* **Description of the task**
Scan the entries below and extract each line with the word "interval" in it.

··· Source material

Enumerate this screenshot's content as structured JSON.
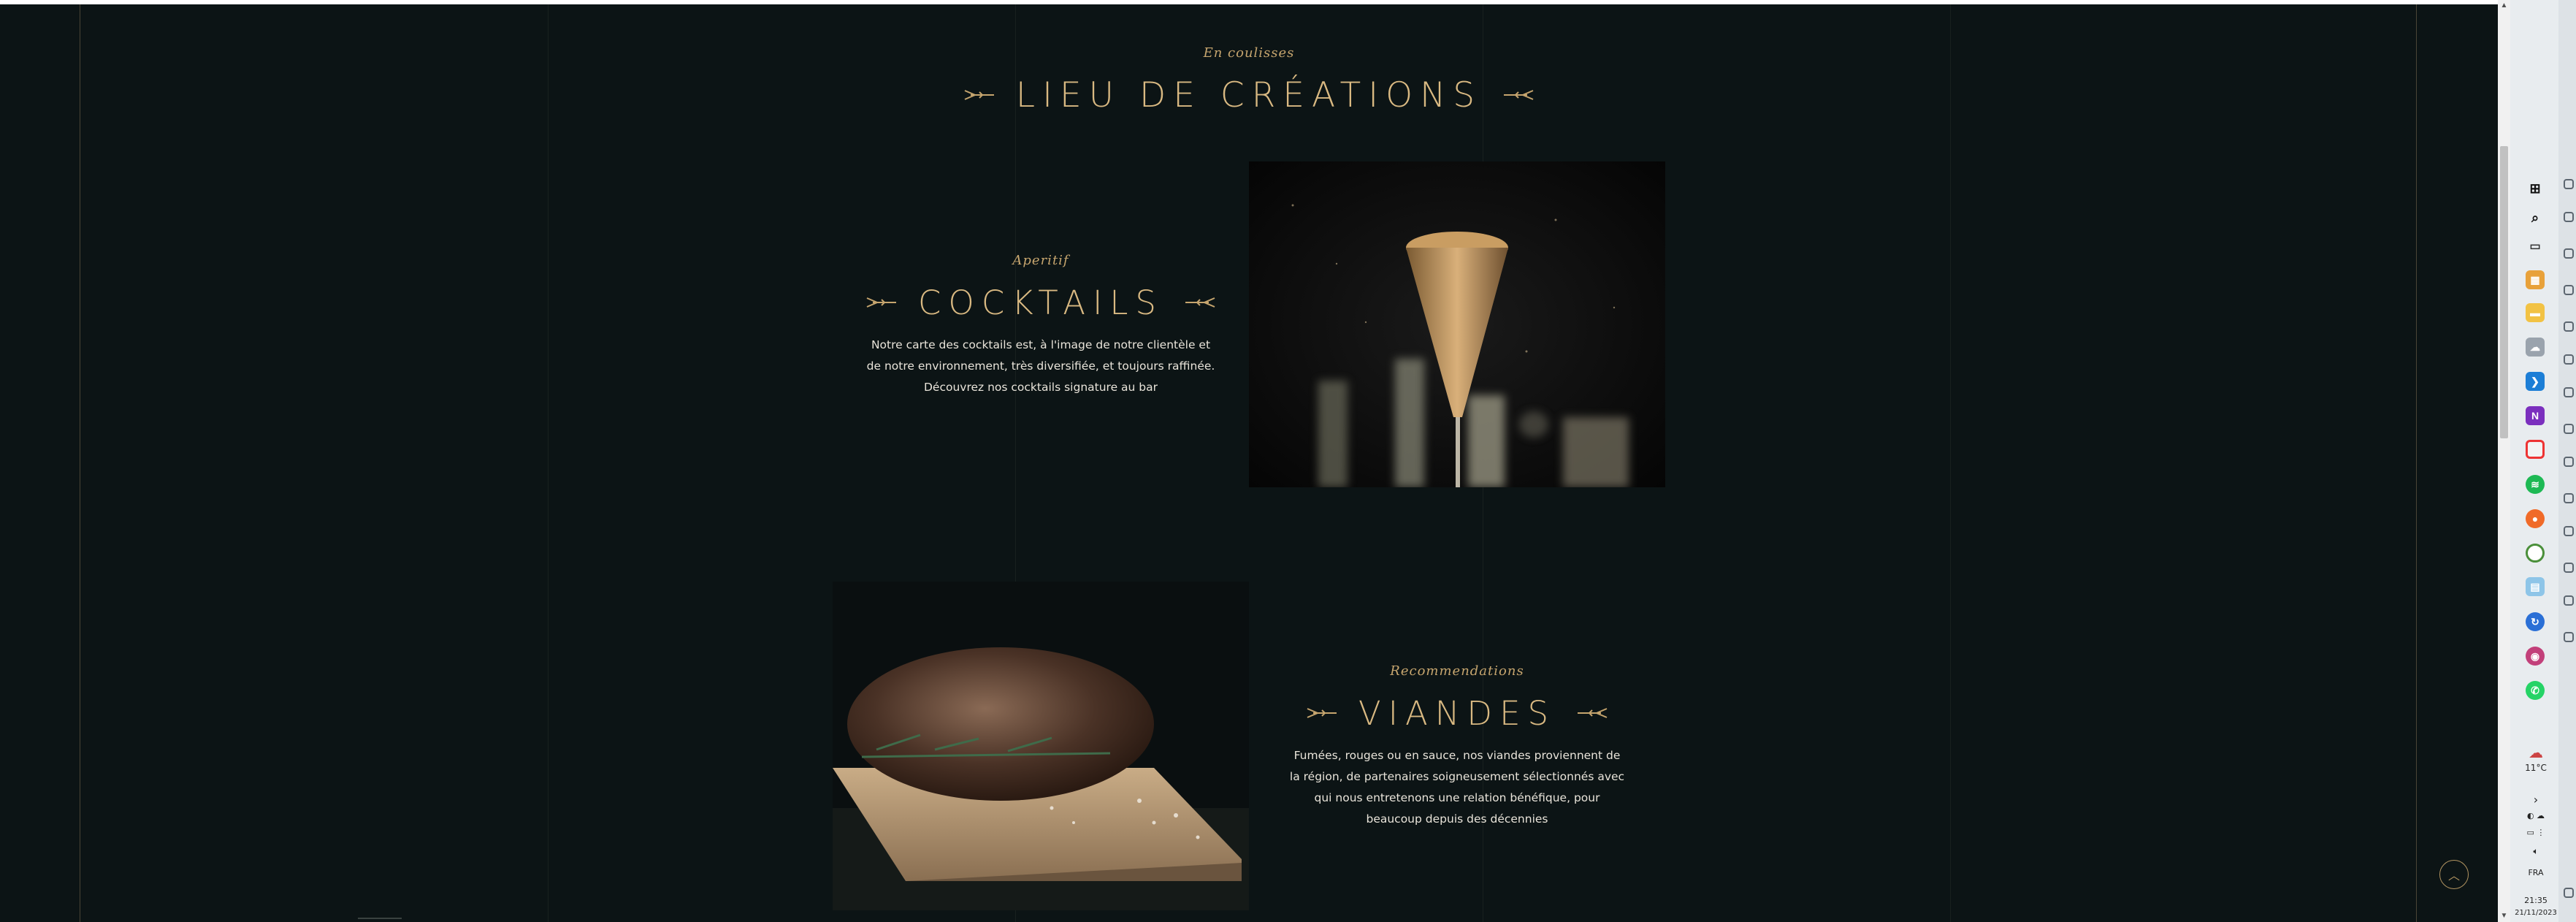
{
  "section": {
    "eyebrow": "En coulisses",
    "title": "LIEU DE CRÉATIONS"
  },
  "cocktails": {
    "eyebrow": "Aperitif",
    "title": "COCKTAILS",
    "description_lines": [
      "Notre carte des cocktails est, à l'image de notre clientèle et",
      "de notre environnement, très diversifiée, et toujours raffinée.",
      "Découvrez nos cocktails signature au bar"
    ]
  },
  "viandes": {
    "eyebrow": "Recommendations",
    "title": "VIANDES",
    "description_lines": [
      "Fumées, rouges ou en sauce, nos viandes proviennent de",
      "la région, de partenaires soigneusement sélectionnés avec",
      "qui nous entretenons une relation bénéfique, pour",
      "beaucoup depuis des décennies"
    ]
  },
  "taskbar": {
    "weather": "11°C",
    "lang": "FRA",
    "time": "21:35",
    "date": "21/11/2023"
  },
  "colors": {
    "page_background": "#0c1415",
    "gold_accent": "#d9b982",
    "text_light": "#e9e4da"
  },
  "icons": [
    "scroll-to-top-icon",
    "windows-start-icon",
    "search-icon",
    "task-view-icon",
    "chrome-icon",
    "vscode-icon",
    "spotify-icon",
    "whatsapp-icon"
  ]
}
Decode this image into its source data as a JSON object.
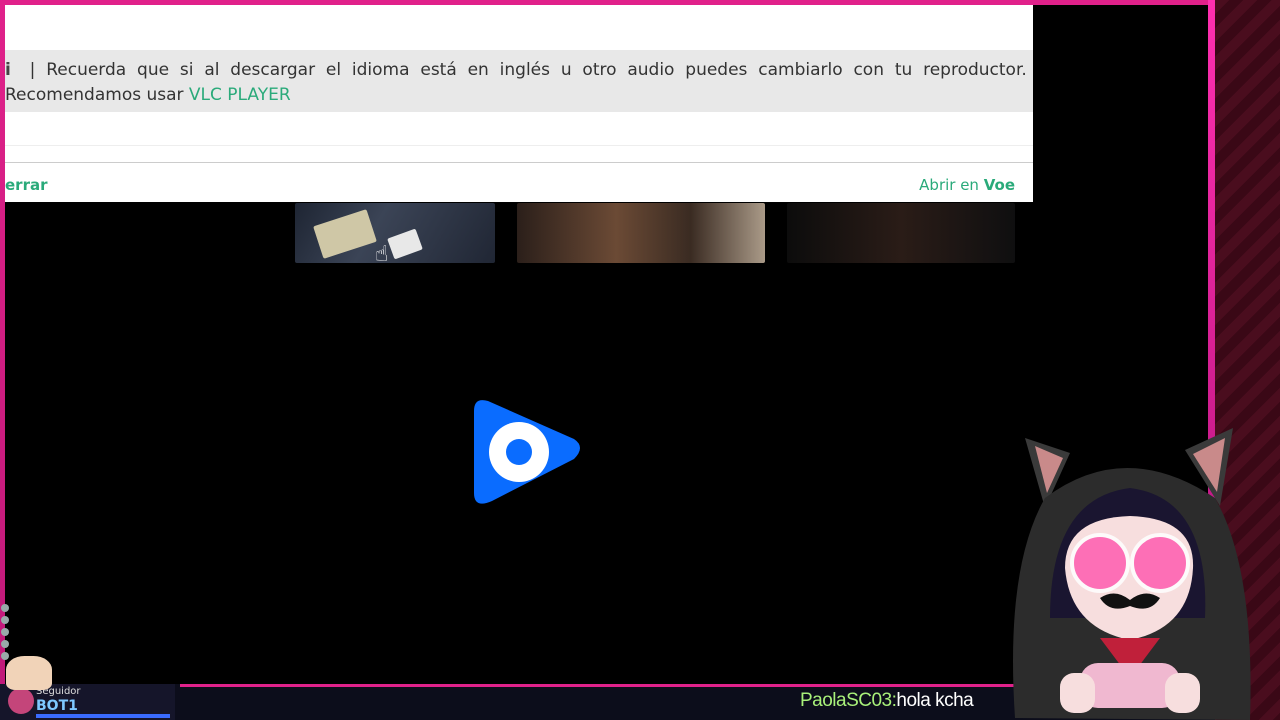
{
  "popup": {
    "notice_icon": "i",
    "notice_words": [
      "|",
      "Recuerda",
      "que",
      "si",
      "al",
      "descargar",
      "el",
      "idioma",
      "está",
      "en",
      "inglés",
      "u",
      "otro",
      "audio",
      "puedes",
      "cambiarlo",
      "con",
      "tu",
      "reproductor."
    ],
    "notice_line2_text": "Recomendamos usar ",
    "notice_link": "VLC PLAYER",
    "close_label": "errar",
    "open_label_prefix": "Abrir en ",
    "open_label_target": "Voe"
  },
  "player": {
    "play_icon": "play-logo-icon",
    "accent": "#0a6cff"
  },
  "stream": {
    "follower_label": "Seguidor",
    "follower_name": "BOT1",
    "chat_user": "PaolaSC03:",
    "chat_text": "hola kcha"
  },
  "colors": {
    "frame": "#e0218a",
    "link": "#2aaa7a",
    "chat_user": "#a8f07a"
  }
}
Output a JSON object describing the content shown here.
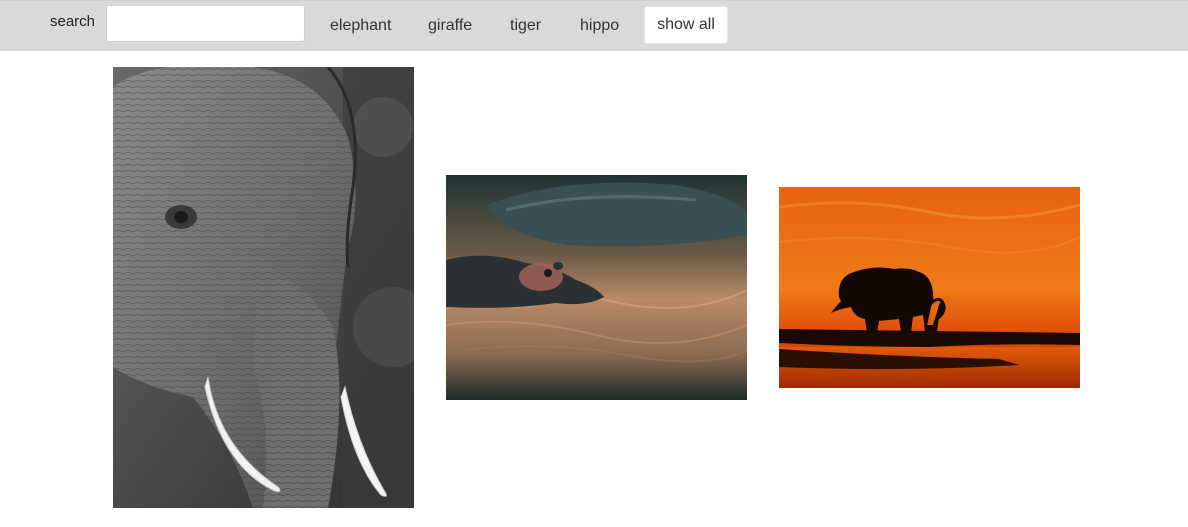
{
  "search": {
    "label": "search",
    "value": "",
    "placeholder": ""
  },
  "filters": [
    {
      "label": "elephant"
    },
    {
      "label": "giraffe"
    },
    {
      "label": "tiger"
    },
    {
      "label": "hippo"
    }
  ],
  "show_all_label": "show all",
  "gallery": [
    {
      "subject": "elephant",
      "style": "black-and-white close-up"
    },
    {
      "subject": "hippo",
      "style": "in muddy water"
    },
    {
      "subject": "elephant",
      "style": "silhouette at orange sunset"
    }
  ],
  "colors": {
    "toolbar_bg": "#d9d9d9",
    "button_bg": "#ffffff",
    "text": "#333333",
    "sunset_orange": "#e0500a"
  }
}
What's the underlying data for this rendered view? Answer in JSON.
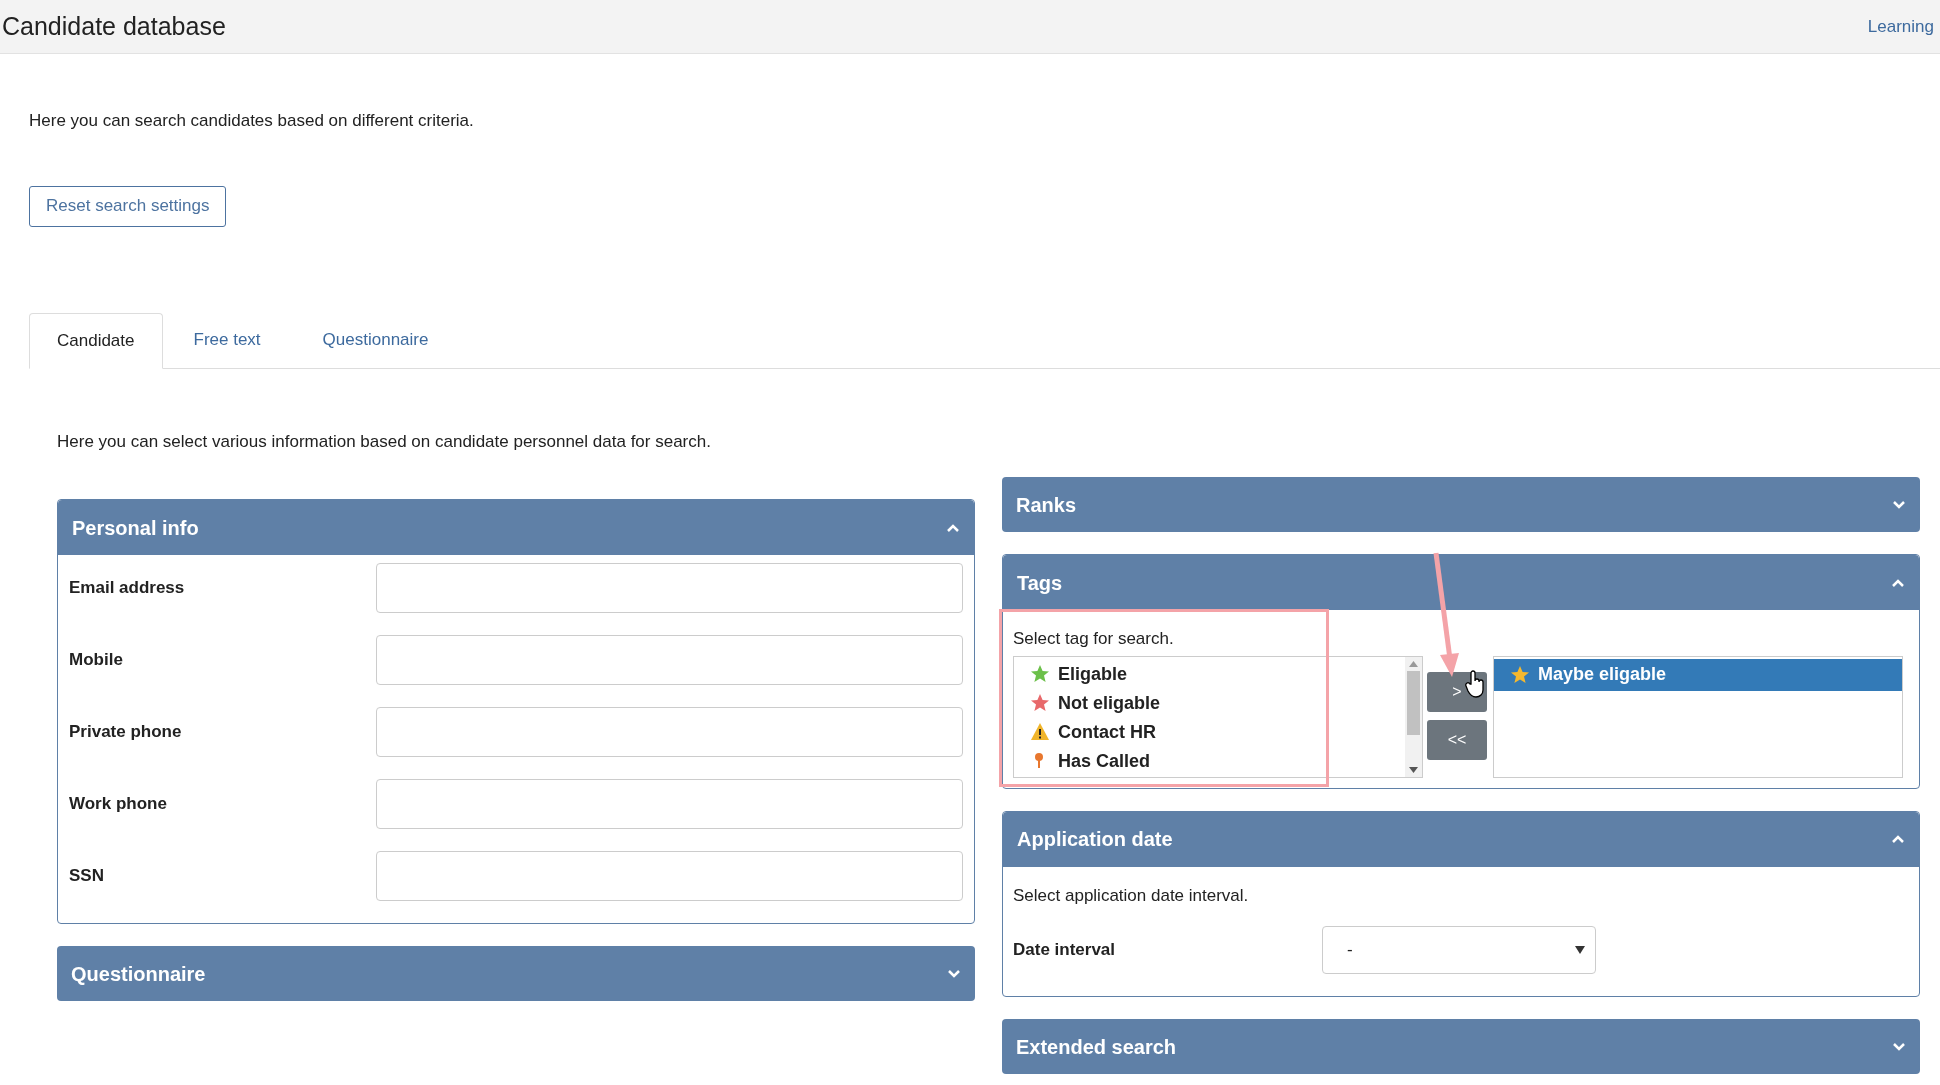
{
  "header": {
    "title": "Candidate database",
    "link": "Learning"
  },
  "intro": "Here you can search candidates based on different criteria.",
  "reset_button": "Reset search settings",
  "tabs": [
    {
      "label": "Candidate",
      "selected": true
    },
    {
      "label": "Free text",
      "selected": false
    },
    {
      "label": "Questionnaire",
      "selected": false
    }
  ],
  "tab_description": "Here you can select various information based on candidate personnel data for search.",
  "personal_info": {
    "title": "Personal info",
    "expanded": true,
    "fields": [
      {
        "label": "Email address"
      },
      {
        "label": "Mobile"
      },
      {
        "label": "Private phone"
      },
      {
        "label": "Work phone"
      },
      {
        "label": "SSN"
      }
    ]
  },
  "questionnaire_panel": {
    "title": "Questionnaire",
    "expanded": false
  },
  "ranks_panel": {
    "title": "Ranks",
    "expanded": false
  },
  "tags_panel": {
    "title": "Tags",
    "expanded": true,
    "hint": "Select tag for search.",
    "available": [
      {
        "label": "Eligable",
        "kind": "star",
        "color": "#6cc04a",
        "selected": false
      },
      {
        "label": "Not eligable",
        "kind": "star",
        "color": "#e8696b",
        "selected": false
      },
      {
        "label": "Contact HR",
        "kind": "warning",
        "color": "#f0b429",
        "selected": false
      },
      {
        "label": "Has Called",
        "kind": "pin",
        "color": "#e8772e",
        "selected": false
      }
    ],
    "add_button": ">",
    "remove_button": "<<",
    "chosen": [
      {
        "label": "Maybe eligable",
        "kind": "star",
        "color": "#f5b82e",
        "selected": true
      }
    ]
  },
  "application_date": {
    "title": "Application date",
    "expanded": true,
    "hint": "Select application date interval.",
    "field_label": "Date interval",
    "value": "-"
  },
  "extended_search": {
    "title": "Extended search",
    "expanded": false
  }
}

······

* **Solution for this problem**
    "hint": "Select application date interval.",
    "field_label": "Date interval",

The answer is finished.